Repeat the lines that follow, leaving nothing out.

Recorded data:
## START

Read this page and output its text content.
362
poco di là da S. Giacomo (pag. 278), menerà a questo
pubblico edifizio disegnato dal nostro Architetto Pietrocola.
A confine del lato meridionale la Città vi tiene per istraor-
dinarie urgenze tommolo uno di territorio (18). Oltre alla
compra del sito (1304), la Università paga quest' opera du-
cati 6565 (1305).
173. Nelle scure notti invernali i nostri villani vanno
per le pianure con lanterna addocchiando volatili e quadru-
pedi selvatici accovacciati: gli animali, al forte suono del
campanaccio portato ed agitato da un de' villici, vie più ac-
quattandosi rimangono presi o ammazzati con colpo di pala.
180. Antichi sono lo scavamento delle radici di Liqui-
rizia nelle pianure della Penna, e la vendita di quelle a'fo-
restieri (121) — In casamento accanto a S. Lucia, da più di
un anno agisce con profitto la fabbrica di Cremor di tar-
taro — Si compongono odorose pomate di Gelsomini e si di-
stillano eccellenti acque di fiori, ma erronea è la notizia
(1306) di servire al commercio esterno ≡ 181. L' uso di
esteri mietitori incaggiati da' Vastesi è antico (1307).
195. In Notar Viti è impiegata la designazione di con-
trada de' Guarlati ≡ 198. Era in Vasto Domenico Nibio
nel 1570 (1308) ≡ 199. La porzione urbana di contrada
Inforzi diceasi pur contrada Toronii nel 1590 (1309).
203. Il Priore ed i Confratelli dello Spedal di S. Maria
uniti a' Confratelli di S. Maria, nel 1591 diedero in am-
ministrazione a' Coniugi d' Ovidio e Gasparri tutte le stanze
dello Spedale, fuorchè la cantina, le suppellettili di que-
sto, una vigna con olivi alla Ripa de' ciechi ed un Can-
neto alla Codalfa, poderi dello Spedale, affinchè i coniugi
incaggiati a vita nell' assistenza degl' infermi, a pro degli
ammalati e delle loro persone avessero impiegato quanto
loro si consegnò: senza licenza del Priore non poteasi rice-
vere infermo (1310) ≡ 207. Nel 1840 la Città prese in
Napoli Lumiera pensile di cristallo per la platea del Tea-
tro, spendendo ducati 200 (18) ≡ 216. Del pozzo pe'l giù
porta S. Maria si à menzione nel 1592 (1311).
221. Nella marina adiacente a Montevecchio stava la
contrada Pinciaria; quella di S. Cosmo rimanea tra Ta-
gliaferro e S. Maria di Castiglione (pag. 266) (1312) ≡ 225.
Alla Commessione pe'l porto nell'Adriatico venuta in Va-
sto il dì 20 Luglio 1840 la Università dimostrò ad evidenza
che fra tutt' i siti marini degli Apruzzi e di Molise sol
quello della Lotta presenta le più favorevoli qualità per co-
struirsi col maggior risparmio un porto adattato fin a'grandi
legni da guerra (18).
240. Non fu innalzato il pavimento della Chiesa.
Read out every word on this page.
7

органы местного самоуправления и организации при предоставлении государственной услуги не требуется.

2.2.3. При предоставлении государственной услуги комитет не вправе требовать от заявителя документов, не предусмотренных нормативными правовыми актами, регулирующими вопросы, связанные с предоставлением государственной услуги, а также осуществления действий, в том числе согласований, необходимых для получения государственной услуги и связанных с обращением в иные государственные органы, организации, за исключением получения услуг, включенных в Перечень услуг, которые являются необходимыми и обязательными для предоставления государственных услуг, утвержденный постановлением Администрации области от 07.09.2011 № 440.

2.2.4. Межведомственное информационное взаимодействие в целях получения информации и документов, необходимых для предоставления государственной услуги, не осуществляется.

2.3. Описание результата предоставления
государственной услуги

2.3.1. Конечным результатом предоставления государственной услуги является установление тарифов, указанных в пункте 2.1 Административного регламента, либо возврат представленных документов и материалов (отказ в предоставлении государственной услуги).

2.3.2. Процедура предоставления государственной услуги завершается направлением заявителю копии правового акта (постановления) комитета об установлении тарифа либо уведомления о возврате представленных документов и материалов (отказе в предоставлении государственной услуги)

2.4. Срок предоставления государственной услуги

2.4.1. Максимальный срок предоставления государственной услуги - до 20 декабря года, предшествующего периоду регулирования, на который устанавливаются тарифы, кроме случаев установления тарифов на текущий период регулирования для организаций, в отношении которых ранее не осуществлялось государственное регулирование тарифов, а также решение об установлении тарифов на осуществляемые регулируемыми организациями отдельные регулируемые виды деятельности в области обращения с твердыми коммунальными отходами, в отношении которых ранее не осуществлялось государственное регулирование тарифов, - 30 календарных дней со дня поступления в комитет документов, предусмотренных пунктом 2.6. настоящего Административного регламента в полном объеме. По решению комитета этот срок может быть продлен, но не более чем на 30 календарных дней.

## END

**WRITTEN SOLUTION:**
Read this page and output its text content.
362
poco di là da S. Giacomo (pag. 278), menerà a questo
pubblico edifizio disegnato dal nostro Architetto Pietrocola.
A confine del lato meridionale la Città vi tiene per istraor-
dinarie urgenze tommolo uno di territorio (18). Oltre alla
compra del sito (1304), la Università paga quest' opera du-
cati 6565 (1305).
173. Nelle scure notti invernali i nostri villani vanno
per le pianure con lanterna addocchiando volatili e quadru-
pedi selvatici accovacciati: gli animali, al forte suono del
campanaccio portato ed agitato da un de' villici, vie più ac-
quattandosi rimangono presi o ammazzati con colpo di pala.
180. Antichi sono lo scavamento delle radici di Liqui-
rizia nelle pianure della Penna, e la vendita di quelle a'fo-
restieri (121) — In casamento accanto a S. Lucia, da più di
un anno agisce con profitto la fabbrica di Cremor di tar-
taro — Si compongono odorose pomate di Gelsomini e si di-
stillano eccellenti acque di fiori, ma erronea è la notizia
(1306) di servire al commercio esterno ≡ 181. L' uso di
esteri mietitori incaggiati da' Vastesi è antico (1307).
195. In Notar Viti è impiegata la designazione di con-
trada de' Guarlati ≡ 198. Era in Vasto Domenico Nibio
nel 1570 (1308) ≡ 199. La porzione urbana di contrada
Inforzi diceasi pur contrada Toronii nel 1590 (1309).
203. Il Priore ed i Confratelli dello Spedal di S. Maria
uniti a' Confratelli di S. Maria, nel 1591 diedero in am-
ministrazione a' Coniugi d' Ovidio e Gasparri tutte le stanze
dello Spedale, fuorchè la cantina, le suppellettili di que-
sto, una vigna con olivi alla Ripa de' ciechi ed un Can-
neto alla Codalfa, poderi dello Spedale, affinchè i coniugi
incaggiati a vita nell' assistenza degl' infermi, a pro degli
ammalati e delle loro persone avessero impiegato quanto
loro si consegnò: senza licenza del Priore non poteasi rice-
vere infermo (1310) ≡ 207. Nel 1840 la Città prese in
Napoli Lumiera pensile di cristallo per la platea del Tea-
tro, spendendo ducati 200 (18) ≡ 216. Del pozzo pe'l giù
porta S. Maria si à menzione nel 1592 (1311).
221. Nella marina adiacente a Montevecchio stava la
contrada Pinciaria; quella di S. Cosmo rimanea tra Ta-
gliaferro e S. Maria di Castiglione (pag. 266) (1312) ≡ 225.
Alla Commessione pe'l porto nell'Adriatico venuta in Va-
sto il dì 20 Luglio 1840 la Università dimostrò ad evidenza
che fra tutt' i siti marini degli Apruzzi e di Molise sol
quello della Lotta presenta le più favorevoli qualità per co-
struirsi col maggior risparmio un porto adattato fin a'grandi
legni da guerra (18).
240. Non fu innalzato il pavimento della Chiesa.
Read out every word on this page.
7

органы местного самоуправления и организации при предоставлении государственной услуги не требуется.

2.2.3. При предоставлении государственной услуги комитет не вправе требовать от заявителя документов, не предусмотренных нормативными правовыми актами, регулирующими вопросы, связанные с предоставлением государственной услуги, а также осуществления действий, в том числе согласований, необходимых для получения государственной услуги и связанных с обращением в иные государственные органы, организации, за исключением получения услуг, включенных в Перечень услуг, которые являются необходимыми и обязательными для предоставления государственных услуг, утвержденный постановлением Администрации области от 07.09.2011 № 440.

2.2.4. Межведомственное информационное взаимодействие в целях получения информации и документов, необходимых для предоставления государственной услуги, не осуществляется.

2.3. Описание результата предоставления
государственной услуги

2.3.1. Конечным результатом предоставления государственной услуги является установление тарифов, указанных в пункте 2.1 Административного регламента, либо возврат представленных документов и материалов (отказ в предоставлении государственной услуги).

2.3.2. Процедура предоставления государственной услуги завершается направлением заявителю копии правового акта (постановления) комитета об установлении тарифа либо уведомления о возврате представленных документов и материалов (отказе в предоставлении государственной услуги)

2.4. Срок предоставления государственной услуги

2.4.1. Максимальный срок предоставления государственной услуги - до 20 декабря года, предшествующего периоду регулирования, на который устанавливаются тарифы, кроме случаев установления тарифов на текущий период регулирования для организаций, в отношении которых ранее не осуществлялось государственное регулирование тарифов, а также решение об установлении тарифов на осуществляемые регулируемыми организациями отдельные регулируемые виды деятельности в области обращения с твердыми коммунальными отходами, в отношении которых ранее не осуществлялось государственное регулирование тарифов, - 30 календарных дней со дня поступления в комитет документов, предусмотренных пунктом 2.6. настоящего Административного регламента в полном объеме. По решению комитета этот срок может быть продлен, но не более чем на 30 календарных дней.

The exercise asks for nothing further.